STATED TASK >> Output the data word for word, dropping every image.

=-=-=-=-=

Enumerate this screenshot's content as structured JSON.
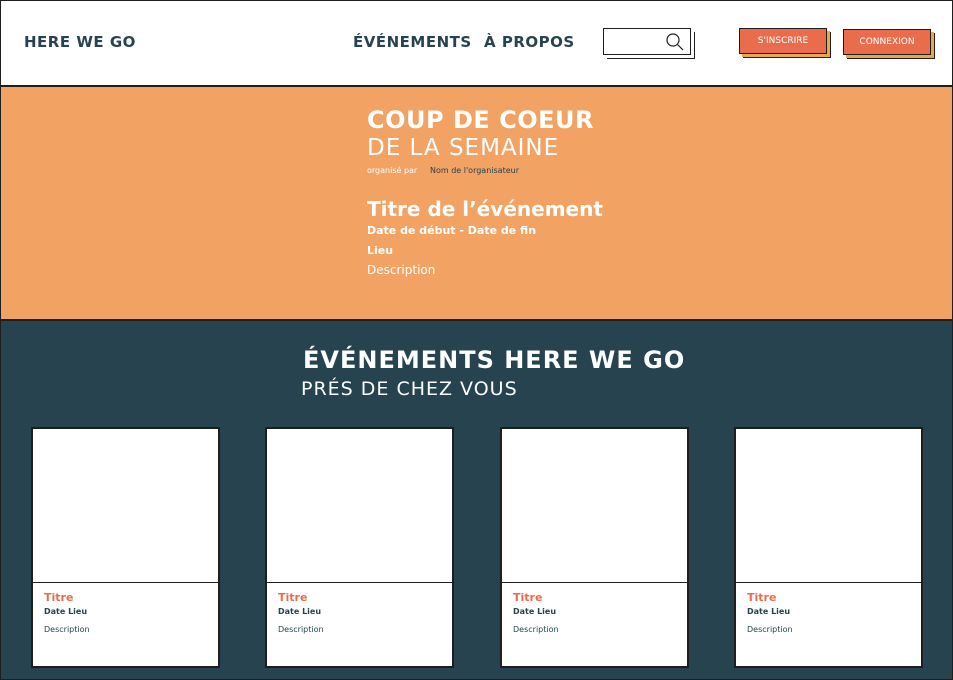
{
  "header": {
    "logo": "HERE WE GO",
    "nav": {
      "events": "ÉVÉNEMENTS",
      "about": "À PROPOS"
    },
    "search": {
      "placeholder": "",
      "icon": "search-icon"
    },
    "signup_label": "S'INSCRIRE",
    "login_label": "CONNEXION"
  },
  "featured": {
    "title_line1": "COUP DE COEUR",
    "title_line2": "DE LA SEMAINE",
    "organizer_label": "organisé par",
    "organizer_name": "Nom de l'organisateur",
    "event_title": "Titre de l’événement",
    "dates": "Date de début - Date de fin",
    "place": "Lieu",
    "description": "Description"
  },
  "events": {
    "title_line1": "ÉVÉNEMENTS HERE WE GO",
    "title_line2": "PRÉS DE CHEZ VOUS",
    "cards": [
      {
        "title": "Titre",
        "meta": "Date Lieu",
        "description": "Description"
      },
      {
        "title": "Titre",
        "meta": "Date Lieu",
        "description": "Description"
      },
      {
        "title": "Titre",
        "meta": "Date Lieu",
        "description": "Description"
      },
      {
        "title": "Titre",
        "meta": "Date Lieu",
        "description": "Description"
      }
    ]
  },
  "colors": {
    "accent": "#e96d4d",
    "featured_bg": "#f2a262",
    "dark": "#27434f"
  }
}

=-=-=-=-=

FULL ANSWER >>
Enumerate this screenshot's content as structured JSON.
{
  "header": {
    "logo": "HERE WE GO",
    "nav": {
      "events": "ÉVÉNEMENTS",
      "about": "À PROPOS"
    },
    "search": {
      "placeholder": "",
      "icon": "search-icon"
    },
    "signup_label": "S'INSCRIRE",
    "login_label": "CONNEXION"
  },
  "featured": {
    "title_line1": "COUP DE COEUR",
    "title_line2": "DE LA SEMAINE",
    "organizer_label": "organisé par",
    "organizer_name": "Nom de l'organisateur",
    "event_title": "Titre de l’événement",
    "dates": "Date de début - Date de fin",
    "place": "Lieu",
    "description": "Description"
  },
  "events": {
    "title_line1": "ÉVÉNEMENTS HERE WE GO",
    "title_line2": "PRÉS DE CHEZ VOUS",
    "cards": [
      {
        "title": "Titre",
        "meta": "Date Lieu",
        "description": "Description"
      },
      {
        "title": "Titre",
        "meta": "Date Lieu",
        "description": "Description"
      },
      {
        "title": "Titre",
        "meta": "Date Lieu",
        "description": "Description"
      },
      {
        "title": "Titre",
        "meta": "Date Lieu",
        "description": "Description"
      }
    ]
  },
  "colors": {
    "accent": "#e96d4d",
    "featured_bg": "#f2a262",
    "dark": "#27434f"
  }
}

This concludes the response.